## BEGIN Material shown

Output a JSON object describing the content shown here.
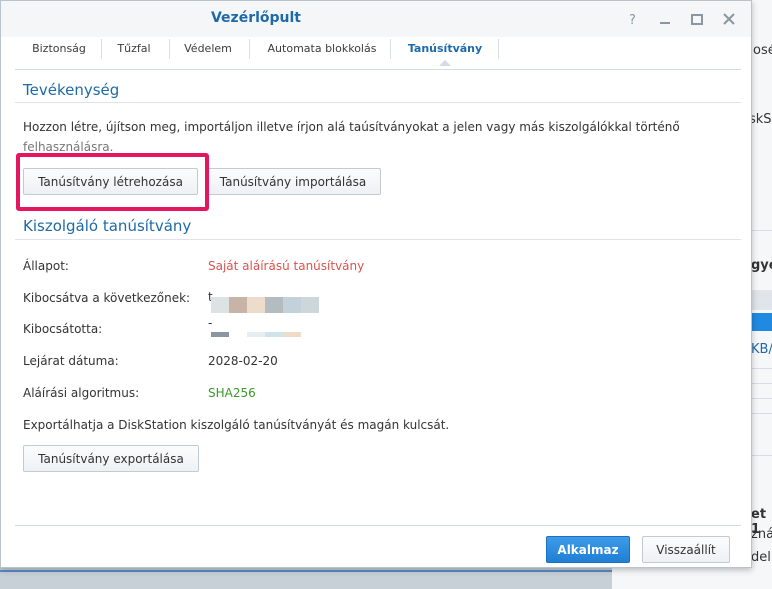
{
  "window": {
    "title": "Vezérlőpult",
    "help_icon": "question-mark-icon",
    "minimize_icon": "minimize-icon",
    "maximize_icon": "maximize-icon",
    "close_icon": "close-icon"
  },
  "tabs": [
    {
      "label": "Biztonság"
    },
    {
      "label": "Tűzfal"
    },
    {
      "label": "Védelem"
    },
    {
      "label": "Automata blokkolás"
    },
    {
      "label": "Tanúsítvány",
      "active": true
    }
  ],
  "activity": {
    "title": "Tevékenység",
    "description_line1": "Hozzon létre, újítson meg, importáljon illetve írjon alá taúsítványokat a jelen vagy más kiszolgálókkal történő",
    "description_line2": "felhasználásra.",
    "create_button": "Tanúsítvány létrehozása",
    "import_button": "Tanúsítvány importálása"
  },
  "server_cert": {
    "title": "Kiszolgáló tanúsítvány",
    "status_label": "Állapot:",
    "status_value": "Saját aláírású tanúsítvány",
    "issued_to_label": "Kibocsátva a következőnek:",
    "issued_to_value": "t",
    "issued_by_label": "Kibocsátotta:",
    "issued_by_value": "-",
    "expiry_label": "Lejárat dátuma:",
    "expiry_value": "2028-02-20",
    "algorithm_label": "Aláírási algoritmus:",
    "algorithm_value": "SHA256",
    "export_note": "Exportálhatja a DiskStation kiszolgáló tanúsítványát és magán kulcsát.",
    "export_button": "Tanúsítvány exportálása"
  },
  "footer": {
    "apply_button": "Alkalmaz",
    "reset_button": "Visszaállít"
  },
  "background": {
    "fragments": [
      "osé",
      "skS",
      "gye",
      "KB/",
      "et 1",
      "zná",
      "delk"
    ]
  },
  "colors": {
    "accent": "#1e6aa8",
    "status_red": "#d9534f",
    "algorithm_green": "#3a9a2a",
    "highlight": "#e4165f"
  }
}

## END Material shown

Brief: Copy every record above exactly, leaving out the pictures.

Written response:
Output a JSON object describing the content shown here.
{
  "window": {
    "title": "Vezérlőpult",
    "help_icon": "question-mark-icon",
    "minimize_icon": "minimize-icon",
    "maximize_icon": "maximize-icon",
    "close_icon": "close-icon"
  },
  "tabs": [
    {
      "label": "Biztonság"
    },
    {
      "label": "Tűzfal"
    },
    {
      "label": "Védelem"
    },
    {
      "label": "Automata blokkolás"
    },
    {
      "label": "Tanúsítvány",
      "active": true
    }
  ],
  "activity": {
    "title": "Tevékenység",
    "description_line1": "Hozzon létre, újítson meg, importáljon illetve írjon alá taúsítványokat a jelen vagy más kiszolgálókkal történő",
    "description_line2": "felhasználásra.",
    "create_button": "Tanúsítvány létrehozása",
    "import_button": "Tanúsítvány importálása"
  },
  "server_cert": {
    "title": "Kiszolgáló tanúsítvány",
    "status_label": "Állapot:",
    "status_value": "Saját aláírású tanúsítvány",
    "issued_to_label": "Kibocsátva a következőnek:",
    "issued_to_value": "t",
    "issued_by_label": "Kibocsátotta:",
    "issued_by_value": "-",
    "expiry_label": "Lejárat dátuma:",
    "expiry_value": "2028-02-20",
    "algorithm_label": "Aláírási algoritmus:",
    "algorithm_value": "SHA256",
    "export_note": "Exportálhatja a DiskStation kiszolgáló tanúsítványát és magán kulcsát.",
    "export_button": "Tanúsítvány exportálása"
  },
  "footer": {
    "apply_button": "Alkalmaz",
    "reset_button": "Visszaállít"
  },
  "background": {
    "fragments": [
      "osé",
      "skS",
      "gye",
      "KB/",
      "et 1",
      "zná",
      "delk"
    ]
  },
  "colors": {
    "accent": "#1e6aa8",
    "status_red": "#d9534f",
    "algorithm_green": "#3a9a2a",
    "highlight": "#e4165f"
  }
}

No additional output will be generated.